*Work to complete*. Which lines below hold the word "предъявляемым"? Report each one.

*The data*.
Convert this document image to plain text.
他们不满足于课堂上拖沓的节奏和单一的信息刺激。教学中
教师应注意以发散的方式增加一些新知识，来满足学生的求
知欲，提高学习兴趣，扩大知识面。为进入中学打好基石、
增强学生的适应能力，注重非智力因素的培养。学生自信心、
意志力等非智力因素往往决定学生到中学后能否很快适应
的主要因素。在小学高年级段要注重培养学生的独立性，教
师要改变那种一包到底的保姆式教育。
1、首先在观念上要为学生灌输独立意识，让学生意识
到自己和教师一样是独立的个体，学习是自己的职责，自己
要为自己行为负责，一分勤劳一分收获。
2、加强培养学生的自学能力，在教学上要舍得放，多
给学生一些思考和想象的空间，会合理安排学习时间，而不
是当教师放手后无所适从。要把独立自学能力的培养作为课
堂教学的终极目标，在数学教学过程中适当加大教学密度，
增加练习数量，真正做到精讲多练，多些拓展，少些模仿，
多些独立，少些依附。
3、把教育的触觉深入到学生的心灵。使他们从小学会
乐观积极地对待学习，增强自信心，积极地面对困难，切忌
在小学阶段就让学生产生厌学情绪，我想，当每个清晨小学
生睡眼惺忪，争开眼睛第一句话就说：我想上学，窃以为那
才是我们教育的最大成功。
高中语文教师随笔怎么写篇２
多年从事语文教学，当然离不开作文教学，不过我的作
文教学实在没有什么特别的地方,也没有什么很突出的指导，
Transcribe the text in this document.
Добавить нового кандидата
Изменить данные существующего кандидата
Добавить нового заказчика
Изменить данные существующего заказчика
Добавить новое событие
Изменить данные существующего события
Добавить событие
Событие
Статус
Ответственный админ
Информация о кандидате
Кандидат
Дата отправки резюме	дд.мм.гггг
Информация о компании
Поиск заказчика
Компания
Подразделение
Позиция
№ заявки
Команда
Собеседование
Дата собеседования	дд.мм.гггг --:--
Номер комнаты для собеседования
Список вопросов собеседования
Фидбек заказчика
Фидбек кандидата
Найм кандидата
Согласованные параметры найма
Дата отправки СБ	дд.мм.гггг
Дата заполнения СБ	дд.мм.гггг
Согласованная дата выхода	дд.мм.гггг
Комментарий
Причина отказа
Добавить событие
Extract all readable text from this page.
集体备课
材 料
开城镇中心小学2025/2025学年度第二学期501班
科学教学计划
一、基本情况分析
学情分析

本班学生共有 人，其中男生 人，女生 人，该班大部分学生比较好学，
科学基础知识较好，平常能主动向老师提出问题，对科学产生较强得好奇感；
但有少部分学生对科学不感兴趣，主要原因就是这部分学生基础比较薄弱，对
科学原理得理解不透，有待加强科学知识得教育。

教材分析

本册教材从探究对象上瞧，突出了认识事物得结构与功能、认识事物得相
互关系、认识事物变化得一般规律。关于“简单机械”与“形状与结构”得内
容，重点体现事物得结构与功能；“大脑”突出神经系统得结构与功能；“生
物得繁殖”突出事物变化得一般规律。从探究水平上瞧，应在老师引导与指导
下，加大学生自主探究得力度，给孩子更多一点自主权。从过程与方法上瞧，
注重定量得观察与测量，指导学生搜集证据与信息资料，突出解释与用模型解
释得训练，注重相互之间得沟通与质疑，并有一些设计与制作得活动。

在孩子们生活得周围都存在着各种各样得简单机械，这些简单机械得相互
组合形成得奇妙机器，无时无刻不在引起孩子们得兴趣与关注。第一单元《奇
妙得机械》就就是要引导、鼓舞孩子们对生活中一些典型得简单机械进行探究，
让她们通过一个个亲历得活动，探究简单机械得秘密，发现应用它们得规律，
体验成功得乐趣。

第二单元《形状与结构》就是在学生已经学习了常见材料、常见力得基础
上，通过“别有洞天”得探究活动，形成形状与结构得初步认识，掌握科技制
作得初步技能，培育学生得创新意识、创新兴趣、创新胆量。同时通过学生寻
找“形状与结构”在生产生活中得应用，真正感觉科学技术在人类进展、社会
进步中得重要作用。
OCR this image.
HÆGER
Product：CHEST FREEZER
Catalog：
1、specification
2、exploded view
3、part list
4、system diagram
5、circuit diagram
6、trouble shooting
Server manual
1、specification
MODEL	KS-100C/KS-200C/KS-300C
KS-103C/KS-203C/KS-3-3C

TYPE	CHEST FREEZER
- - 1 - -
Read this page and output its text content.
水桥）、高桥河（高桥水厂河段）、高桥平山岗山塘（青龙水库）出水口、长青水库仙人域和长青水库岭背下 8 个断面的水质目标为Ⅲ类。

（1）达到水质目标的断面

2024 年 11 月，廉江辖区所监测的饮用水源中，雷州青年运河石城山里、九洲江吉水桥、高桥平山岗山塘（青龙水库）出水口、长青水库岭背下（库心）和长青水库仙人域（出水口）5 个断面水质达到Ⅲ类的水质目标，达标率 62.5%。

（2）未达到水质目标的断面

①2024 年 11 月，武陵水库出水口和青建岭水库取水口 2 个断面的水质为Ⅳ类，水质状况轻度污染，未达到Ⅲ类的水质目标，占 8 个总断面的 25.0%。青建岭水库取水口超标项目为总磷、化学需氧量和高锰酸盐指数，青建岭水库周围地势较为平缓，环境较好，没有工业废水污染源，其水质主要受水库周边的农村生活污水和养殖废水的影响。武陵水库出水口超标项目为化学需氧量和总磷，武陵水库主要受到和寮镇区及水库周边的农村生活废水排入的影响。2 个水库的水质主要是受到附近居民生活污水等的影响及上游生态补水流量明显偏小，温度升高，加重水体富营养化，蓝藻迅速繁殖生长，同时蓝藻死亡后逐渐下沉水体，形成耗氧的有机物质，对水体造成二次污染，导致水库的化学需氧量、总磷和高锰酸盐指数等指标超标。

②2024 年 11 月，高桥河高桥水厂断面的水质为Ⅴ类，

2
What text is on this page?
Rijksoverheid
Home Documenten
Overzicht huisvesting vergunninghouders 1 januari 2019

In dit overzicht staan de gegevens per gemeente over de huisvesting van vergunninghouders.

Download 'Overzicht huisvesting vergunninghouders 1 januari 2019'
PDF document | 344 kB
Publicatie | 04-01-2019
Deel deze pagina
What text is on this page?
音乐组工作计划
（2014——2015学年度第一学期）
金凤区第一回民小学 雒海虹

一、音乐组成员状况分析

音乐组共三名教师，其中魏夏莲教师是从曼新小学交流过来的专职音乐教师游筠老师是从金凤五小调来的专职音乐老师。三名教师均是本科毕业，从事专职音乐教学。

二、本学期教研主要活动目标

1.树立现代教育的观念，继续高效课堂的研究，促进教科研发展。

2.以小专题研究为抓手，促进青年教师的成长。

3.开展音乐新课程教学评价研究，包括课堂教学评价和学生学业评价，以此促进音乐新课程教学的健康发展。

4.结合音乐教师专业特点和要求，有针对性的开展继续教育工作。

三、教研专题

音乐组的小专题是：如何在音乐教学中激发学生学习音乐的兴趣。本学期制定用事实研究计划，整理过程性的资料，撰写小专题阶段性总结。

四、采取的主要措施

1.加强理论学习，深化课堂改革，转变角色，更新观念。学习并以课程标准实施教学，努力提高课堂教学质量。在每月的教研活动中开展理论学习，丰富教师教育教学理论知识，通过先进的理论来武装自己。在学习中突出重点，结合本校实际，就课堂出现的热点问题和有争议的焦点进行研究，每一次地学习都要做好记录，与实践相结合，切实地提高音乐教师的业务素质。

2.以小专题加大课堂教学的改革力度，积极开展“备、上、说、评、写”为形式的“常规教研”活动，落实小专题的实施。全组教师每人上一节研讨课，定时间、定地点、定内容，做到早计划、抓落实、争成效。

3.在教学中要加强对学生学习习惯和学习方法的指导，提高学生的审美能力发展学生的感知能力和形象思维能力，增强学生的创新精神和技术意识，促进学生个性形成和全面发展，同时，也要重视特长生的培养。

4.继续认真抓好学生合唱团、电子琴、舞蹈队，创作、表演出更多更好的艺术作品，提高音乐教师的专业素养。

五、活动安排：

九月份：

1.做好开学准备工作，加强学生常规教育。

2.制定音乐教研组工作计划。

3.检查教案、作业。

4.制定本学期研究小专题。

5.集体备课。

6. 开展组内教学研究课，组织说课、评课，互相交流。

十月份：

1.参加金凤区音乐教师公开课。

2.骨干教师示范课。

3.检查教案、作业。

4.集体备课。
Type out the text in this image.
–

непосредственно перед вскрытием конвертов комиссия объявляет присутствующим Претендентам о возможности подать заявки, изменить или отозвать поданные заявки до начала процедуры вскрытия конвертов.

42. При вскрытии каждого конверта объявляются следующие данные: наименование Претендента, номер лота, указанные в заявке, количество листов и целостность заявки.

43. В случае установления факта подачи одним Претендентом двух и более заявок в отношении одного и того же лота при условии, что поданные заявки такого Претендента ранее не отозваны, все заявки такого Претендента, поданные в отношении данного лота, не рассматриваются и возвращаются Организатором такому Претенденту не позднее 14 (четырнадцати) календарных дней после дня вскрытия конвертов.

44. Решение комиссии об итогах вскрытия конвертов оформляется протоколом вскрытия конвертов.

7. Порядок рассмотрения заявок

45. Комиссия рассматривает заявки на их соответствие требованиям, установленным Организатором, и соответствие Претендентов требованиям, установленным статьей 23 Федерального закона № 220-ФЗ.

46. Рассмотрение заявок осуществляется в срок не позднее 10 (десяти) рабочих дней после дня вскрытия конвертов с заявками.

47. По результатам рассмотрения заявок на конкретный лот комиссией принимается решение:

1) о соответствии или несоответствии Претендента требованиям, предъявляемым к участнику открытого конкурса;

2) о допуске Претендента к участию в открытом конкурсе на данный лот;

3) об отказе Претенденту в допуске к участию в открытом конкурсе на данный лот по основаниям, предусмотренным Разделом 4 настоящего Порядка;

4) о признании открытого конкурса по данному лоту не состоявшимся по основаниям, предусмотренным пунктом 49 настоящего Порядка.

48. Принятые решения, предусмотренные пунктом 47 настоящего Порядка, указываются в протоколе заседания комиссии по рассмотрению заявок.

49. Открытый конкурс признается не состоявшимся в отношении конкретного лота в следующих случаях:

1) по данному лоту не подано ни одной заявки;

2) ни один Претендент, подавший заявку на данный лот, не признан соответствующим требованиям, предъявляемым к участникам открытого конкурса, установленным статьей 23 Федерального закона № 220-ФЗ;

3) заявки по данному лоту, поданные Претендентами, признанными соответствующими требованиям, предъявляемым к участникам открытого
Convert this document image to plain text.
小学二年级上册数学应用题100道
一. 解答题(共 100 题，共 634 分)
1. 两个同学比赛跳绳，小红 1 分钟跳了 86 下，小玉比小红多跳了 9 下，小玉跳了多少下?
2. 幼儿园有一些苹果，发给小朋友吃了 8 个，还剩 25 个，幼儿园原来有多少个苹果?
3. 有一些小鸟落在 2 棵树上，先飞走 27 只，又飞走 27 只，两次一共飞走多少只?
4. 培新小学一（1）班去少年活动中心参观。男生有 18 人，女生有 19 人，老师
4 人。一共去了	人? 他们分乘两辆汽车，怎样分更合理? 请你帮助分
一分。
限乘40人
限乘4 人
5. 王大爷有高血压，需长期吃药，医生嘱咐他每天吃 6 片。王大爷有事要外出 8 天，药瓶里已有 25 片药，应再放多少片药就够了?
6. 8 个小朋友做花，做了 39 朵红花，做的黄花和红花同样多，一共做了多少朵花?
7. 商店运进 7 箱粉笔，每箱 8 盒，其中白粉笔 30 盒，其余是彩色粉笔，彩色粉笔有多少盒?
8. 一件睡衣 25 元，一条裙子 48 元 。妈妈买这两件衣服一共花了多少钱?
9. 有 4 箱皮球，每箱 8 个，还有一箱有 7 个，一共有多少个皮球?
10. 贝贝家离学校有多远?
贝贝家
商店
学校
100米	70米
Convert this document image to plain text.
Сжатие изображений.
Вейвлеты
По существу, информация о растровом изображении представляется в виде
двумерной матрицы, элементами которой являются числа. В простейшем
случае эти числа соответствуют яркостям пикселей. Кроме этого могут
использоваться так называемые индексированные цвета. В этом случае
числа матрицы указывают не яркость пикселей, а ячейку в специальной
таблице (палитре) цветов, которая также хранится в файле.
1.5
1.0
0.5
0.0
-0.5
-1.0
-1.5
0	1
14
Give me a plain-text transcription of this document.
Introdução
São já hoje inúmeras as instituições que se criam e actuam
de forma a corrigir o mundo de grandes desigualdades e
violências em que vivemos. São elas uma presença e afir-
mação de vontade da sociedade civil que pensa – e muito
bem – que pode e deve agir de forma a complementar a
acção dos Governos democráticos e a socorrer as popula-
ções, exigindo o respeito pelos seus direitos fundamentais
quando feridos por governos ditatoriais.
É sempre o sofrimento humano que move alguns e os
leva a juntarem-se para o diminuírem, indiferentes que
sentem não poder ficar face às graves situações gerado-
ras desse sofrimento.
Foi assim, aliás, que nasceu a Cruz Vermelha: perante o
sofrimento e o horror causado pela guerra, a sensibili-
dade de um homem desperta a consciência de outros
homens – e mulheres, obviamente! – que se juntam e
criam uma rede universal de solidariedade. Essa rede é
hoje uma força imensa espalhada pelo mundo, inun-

*Finished exercise*.
1) о соответствии или несоответствии Претендента требованиям, предъявляемым к участнику открытого конкурса;
2) ни один Претендент, подавший заявку на данный лот, не признан соответствующим требованиям, предъявляемым к участникам открытого конкурса, установленным статьей 23 Федерального закона № 220-ФЗ;
3) заявки по данному лоту, поданные Претендентами, признанными соответствующими требованиям, предъявляемым к участникам открытого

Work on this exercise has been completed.